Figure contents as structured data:
□ □ □ □ □

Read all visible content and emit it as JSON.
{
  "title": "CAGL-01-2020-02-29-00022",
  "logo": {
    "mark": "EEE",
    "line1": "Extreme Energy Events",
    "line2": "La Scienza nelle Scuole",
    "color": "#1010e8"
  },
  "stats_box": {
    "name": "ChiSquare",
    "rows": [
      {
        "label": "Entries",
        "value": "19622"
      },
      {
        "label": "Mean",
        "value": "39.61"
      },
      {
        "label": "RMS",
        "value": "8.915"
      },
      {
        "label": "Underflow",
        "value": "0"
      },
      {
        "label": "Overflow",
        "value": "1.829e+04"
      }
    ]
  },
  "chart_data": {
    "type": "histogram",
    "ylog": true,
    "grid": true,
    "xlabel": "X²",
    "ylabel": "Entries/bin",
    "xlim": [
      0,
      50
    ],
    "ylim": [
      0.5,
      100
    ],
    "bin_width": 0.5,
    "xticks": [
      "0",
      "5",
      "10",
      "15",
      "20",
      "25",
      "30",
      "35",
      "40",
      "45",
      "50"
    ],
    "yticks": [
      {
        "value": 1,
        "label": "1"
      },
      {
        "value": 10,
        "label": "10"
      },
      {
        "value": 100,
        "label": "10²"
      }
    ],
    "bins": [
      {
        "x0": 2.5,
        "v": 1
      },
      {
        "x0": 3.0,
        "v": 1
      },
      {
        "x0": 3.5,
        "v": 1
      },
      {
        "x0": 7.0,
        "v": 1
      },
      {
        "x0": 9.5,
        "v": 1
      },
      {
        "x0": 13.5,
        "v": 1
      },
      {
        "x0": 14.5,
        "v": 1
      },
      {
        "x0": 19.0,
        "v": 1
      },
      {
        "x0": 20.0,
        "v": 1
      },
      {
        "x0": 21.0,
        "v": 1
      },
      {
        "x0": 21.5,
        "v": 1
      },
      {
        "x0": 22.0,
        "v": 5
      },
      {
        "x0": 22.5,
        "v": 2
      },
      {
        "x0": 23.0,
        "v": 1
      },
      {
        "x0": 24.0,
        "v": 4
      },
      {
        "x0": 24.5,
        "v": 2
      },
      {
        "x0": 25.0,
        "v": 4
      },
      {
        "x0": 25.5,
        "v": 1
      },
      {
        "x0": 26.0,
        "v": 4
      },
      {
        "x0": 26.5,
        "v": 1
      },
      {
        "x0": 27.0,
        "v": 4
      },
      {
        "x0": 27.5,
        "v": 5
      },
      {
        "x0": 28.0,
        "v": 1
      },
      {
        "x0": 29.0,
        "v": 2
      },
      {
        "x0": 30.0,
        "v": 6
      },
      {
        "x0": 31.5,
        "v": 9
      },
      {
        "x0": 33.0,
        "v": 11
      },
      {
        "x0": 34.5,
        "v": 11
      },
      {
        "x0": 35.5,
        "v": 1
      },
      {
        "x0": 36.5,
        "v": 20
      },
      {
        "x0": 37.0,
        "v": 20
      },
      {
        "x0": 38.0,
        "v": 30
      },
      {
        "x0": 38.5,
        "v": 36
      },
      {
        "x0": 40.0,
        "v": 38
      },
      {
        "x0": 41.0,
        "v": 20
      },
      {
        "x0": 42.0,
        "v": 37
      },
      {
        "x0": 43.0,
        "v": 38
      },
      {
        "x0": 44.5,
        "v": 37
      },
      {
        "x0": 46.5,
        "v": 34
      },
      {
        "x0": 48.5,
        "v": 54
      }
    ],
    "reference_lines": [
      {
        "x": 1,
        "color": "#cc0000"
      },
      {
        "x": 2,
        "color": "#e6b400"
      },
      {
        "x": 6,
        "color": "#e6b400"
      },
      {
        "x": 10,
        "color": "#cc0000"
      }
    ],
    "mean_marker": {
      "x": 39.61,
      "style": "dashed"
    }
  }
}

□ □ □ □ □

DESCRIPTION OF THE TASK: Set all of the records down again, exactly as they stand.

FINISHED ANSWER:
Read all visible content and emit it as JSON.
{
  "title": "CAGL-01-2020-02-29-00022",
  "logo": {
    "mark": "EEE",
    "line1": "Extreme Energy Events",
    "line2": "La Scienza nelle Scuole",
    "color": "#1010e8"
  },
  "stats_box": {
    "name": "ChiSquare",
    "rows": [
      {
        "label": "Entries",
        "value": "19622"
      },
      {
        "label": "Mean",
        "value": "39.61"
      },
      {
        "label": "RMS",
        "value": "8.915"
      },
      {
        "label": "Underflow",
        "value": "0"
      },
      {
        "label": "Overflow",
        "value": "1.829e+04"
      }
    ]
  },
  "chart_data": {
    "type": "histogram",
    "ylog": true,
    "grid": true,
    "xlabel": "X²",
    "ylabel": "Entries/bin",
    "xlim": [
      0,
      50
    ],
    "ylim": [
      0.5,
      100
    ],
    "bin_width": 0.5,
    "xticks": [
      "0",
      "5",
      "10",
      "15",
      "20",
      "25",
      "30",
      "35",
      "40",
      "45",
      "50"
    ],
    "yticks": [
      {
        "value": 1,
        "label": "1"
      },
      {
        "value": 10,
        "label": "10"
      },
      {
        "value": 100,
        "label": "10²"
      }
    ],
    "bins": [
      {
        "x0": 2.5,
        "v": 1
      },
      {
        "x0": 3.0,
        "v": 1
      },
      {
        "x0": 3.5,
        "v": 1
      },
      {
        "x0": 7.0,
        "v": 1
      },
      {
        "x0": 9.5,
        "v": 1
      },
      {
        "x0": 13.5,
        "v": 1
      },
      {
        "x0": 14.5,
        "v": 1
      },
      {
        "x0": 19.0,
        "v": 1
      },
      {
        "x0": 20.0,
        "v": 1
      },
      {
        "x0": 21.0,
        "v": 1
      },
      {
        "x0": 21.5,
        "v": 1
      },
      {
        "x0": 22.0,
        "v": 5
      },
      {
        "x0": 22.5,
        "v": 2
      },
      {
        "x0": 23.0,
        "v": 1
      },
      {
        "x0": 24.0,
        "v": 4
      },
      {
        "x0": 24.5,
        "v": 2
      },
      {
        "x0": 25.0,
        "v": 4
      },
      {
        "x0": 25.5,
        "v": 1
      },
      {
        "x0": 26.0,
        "v": 4
      },
      {
        "x0": 26.5,
        "v": 1
      },
      {
        "x0": 27.0,
        "v": 4
      },
      {
        "x0": 27.5,
        "v": 5
      },
      {
        "x0": 28.0,
        "v": 1
      },
      {
        "x0": 29.0,
        "v": 2
      },
      {
        "x0": 30.0,
        "v": 6
      },
      {
        "x0": 31.5,
        "v": 9
      },
      {
        "x0": 33.0,
        "v": 11
      },
      {
        "x0": 34.5,
        "v": 11
      },
      {
        "x0": 35.5,
        "v": 1
      },
      {
        "x0": 36.5,
        "v": 20
      },
      {
        "x0": 37.0,
        "v": 20
      },
      {
        "x0": 38.0,
        "v": 30
      },
      {
        "x0": 38.5,
        "v": 36
      },
      {
        "x0": 40.0,
        "v": 38
      },
      {
        "x0": 41.0,
        "v": 20
      },
      {
        "x0": 42.0,
        "v": 37
      },
      {
        "x0": 43.0,
        "v": 38
      },
      {
        "x0": 44.5,
        "v": 37
      },
      {
        "x0": 46.5,
        "v": 34
      },
      {
        "x0": 48.5,
        "v": 54
      }
    ],
    "reference_lines": [
      {
        "x": 1,
        "color": "#cc0000"
      },
      {
        "x": 2,
        "color": "#e6b400"
      },
      {
        "x": 6,
        "color": "#e6b400"
      },
      {
        "x": 10,
        "color": "#cc0000"
      }
    ],
    "mean_marker": {
      "x": 39.61,
      "style": "dashed"
    }
  }
}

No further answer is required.